§ DATA SUPPLIED

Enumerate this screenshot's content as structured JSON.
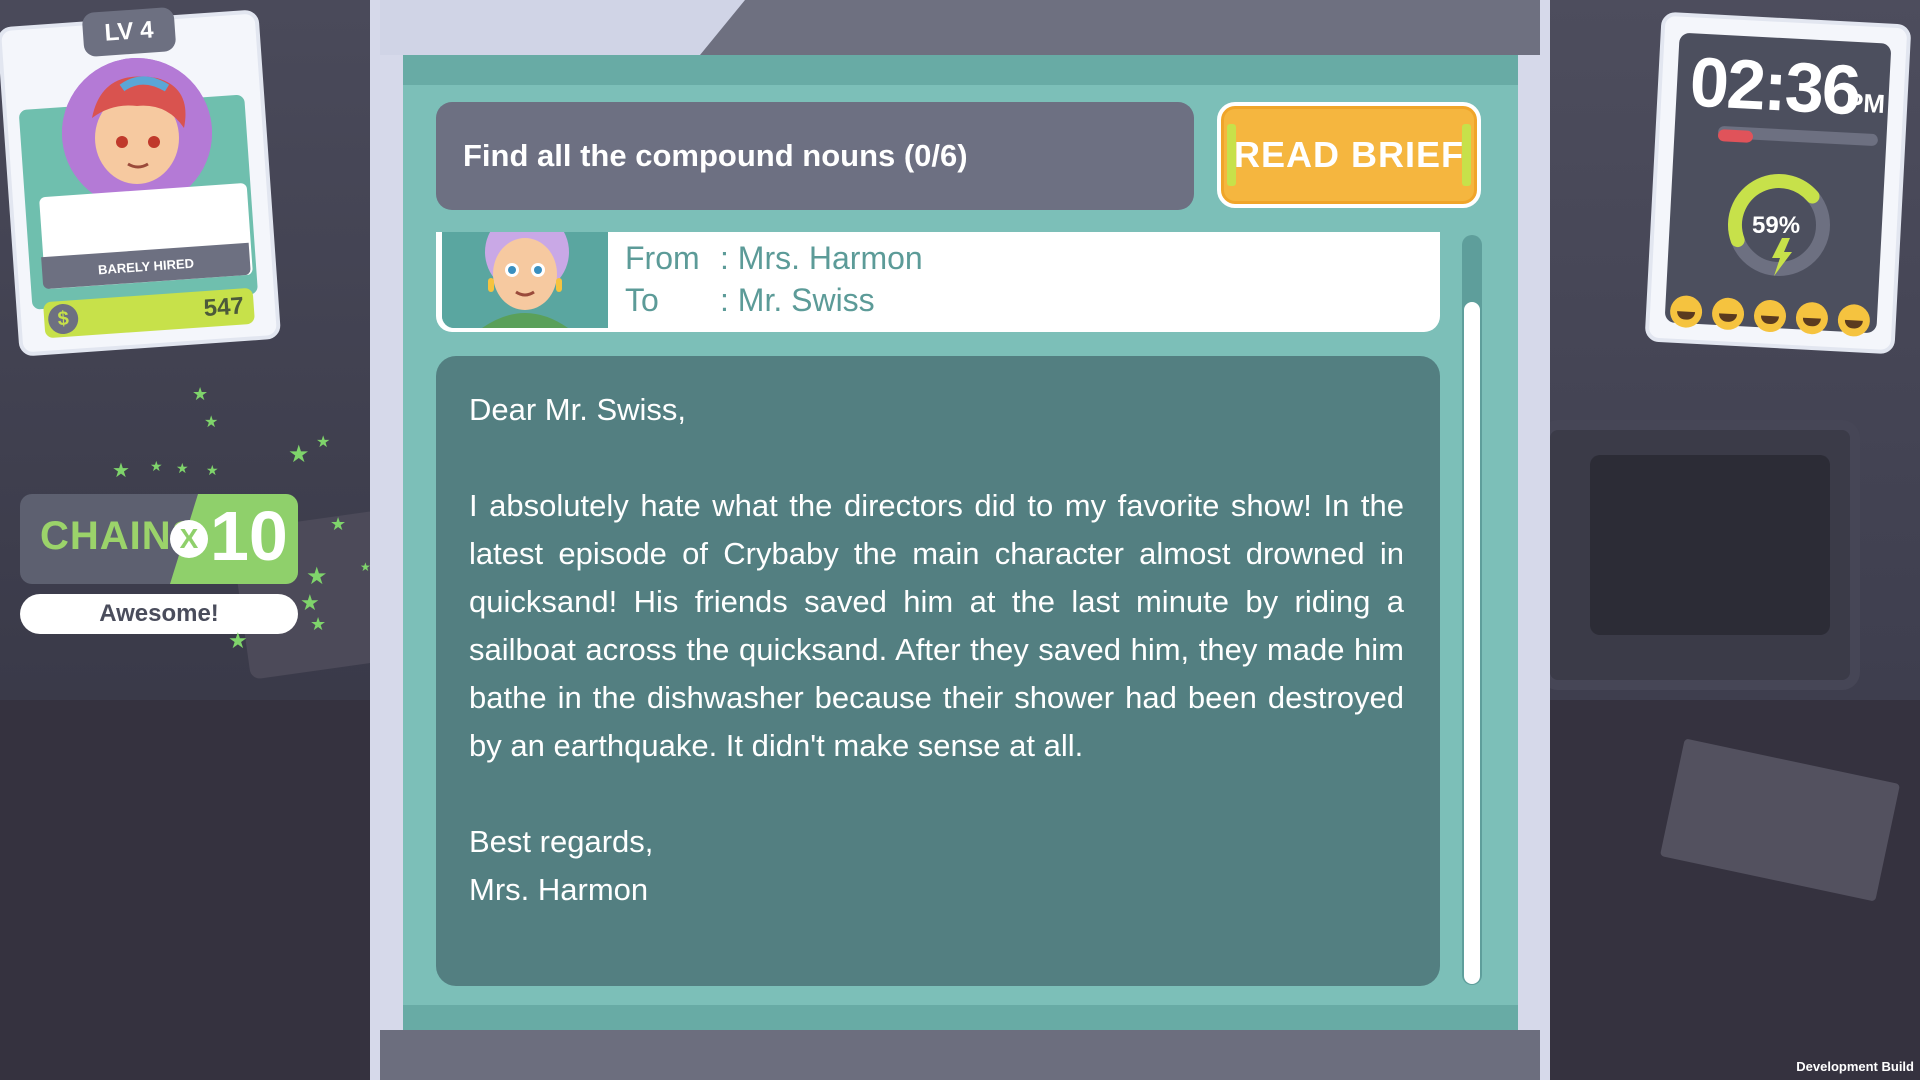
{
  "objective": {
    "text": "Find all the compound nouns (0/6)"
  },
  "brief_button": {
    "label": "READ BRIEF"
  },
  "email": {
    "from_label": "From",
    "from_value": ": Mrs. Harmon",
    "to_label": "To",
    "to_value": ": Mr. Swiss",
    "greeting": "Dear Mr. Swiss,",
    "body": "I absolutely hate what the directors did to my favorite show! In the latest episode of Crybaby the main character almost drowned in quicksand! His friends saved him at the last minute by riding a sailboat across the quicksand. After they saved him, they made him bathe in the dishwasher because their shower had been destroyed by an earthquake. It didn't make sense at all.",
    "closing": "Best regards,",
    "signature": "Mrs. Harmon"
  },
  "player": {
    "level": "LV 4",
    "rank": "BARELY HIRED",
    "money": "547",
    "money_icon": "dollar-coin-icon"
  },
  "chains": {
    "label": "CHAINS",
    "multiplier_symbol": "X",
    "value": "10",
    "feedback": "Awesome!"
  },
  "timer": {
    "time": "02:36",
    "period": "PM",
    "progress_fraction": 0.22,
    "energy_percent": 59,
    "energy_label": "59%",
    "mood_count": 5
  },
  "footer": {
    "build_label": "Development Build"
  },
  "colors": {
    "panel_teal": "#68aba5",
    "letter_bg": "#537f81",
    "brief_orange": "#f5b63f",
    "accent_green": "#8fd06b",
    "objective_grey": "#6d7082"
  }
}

§ WHAT YOU ARE ASKED TO DO
Skip every picture and transcribe the data above exactly.

§ FINISHED TASK
Enumerate this screenshot's content as structured JSON.
{
  "objective": {
    "text": "Find all the compound nouns (0/6)"
  },
  "brief_button": {
    "label": "READ BRIEF"
  },
  "email": {
    "from_label": "From",
    "from_value": ": Mrs. Harmon",
    "to_label": "To",
    "to_value": ": Mr. Swiss",
    "greeting": "Dear Mr. Swiss,",
    "body": "I absolutely hate what the directors did to my favorite show! In the latest episode of Crybaby the main character almost drowned in quicksand! His friends saved him at the last minute by riding a sailboat across the quicksand. After they saved him, they made him bathe in the dishwasher because their shower had been destroyed by an earthquake. It didn't make sense at all.",
    "closing": "Best regards,",
    "signature": "Mrs. Harmon"
  },
  "player": {
    "level": "LV 4",
    "rank": "BARELY HIRED",
    "money": "547",
    "money_icon": "dollar-coin-icon"
  },
  "chains": {
    "label": "CHAINS",
    "multiplier_symbol": "X",
    "value": "10",
    "feedback": "Awesome!"
  },
  "timer": {
    "time": "02:36",
    "period": "PM",
    "progress_fraction": 0.22,
    "energy_percent": 59,
    "energy_label": "59%",
    "mood_count": 5
  },
  "footer": {
    "build_label": "Development Build"
  },
  "colors": {
    "panel_teal": "#68aba5",
    "letter_bg": "#537f81",
    "brief_orange": "#f5b63f",
    "accent_green": "#8fd06b",
    "objective_grey": "#6d7082"
  }
}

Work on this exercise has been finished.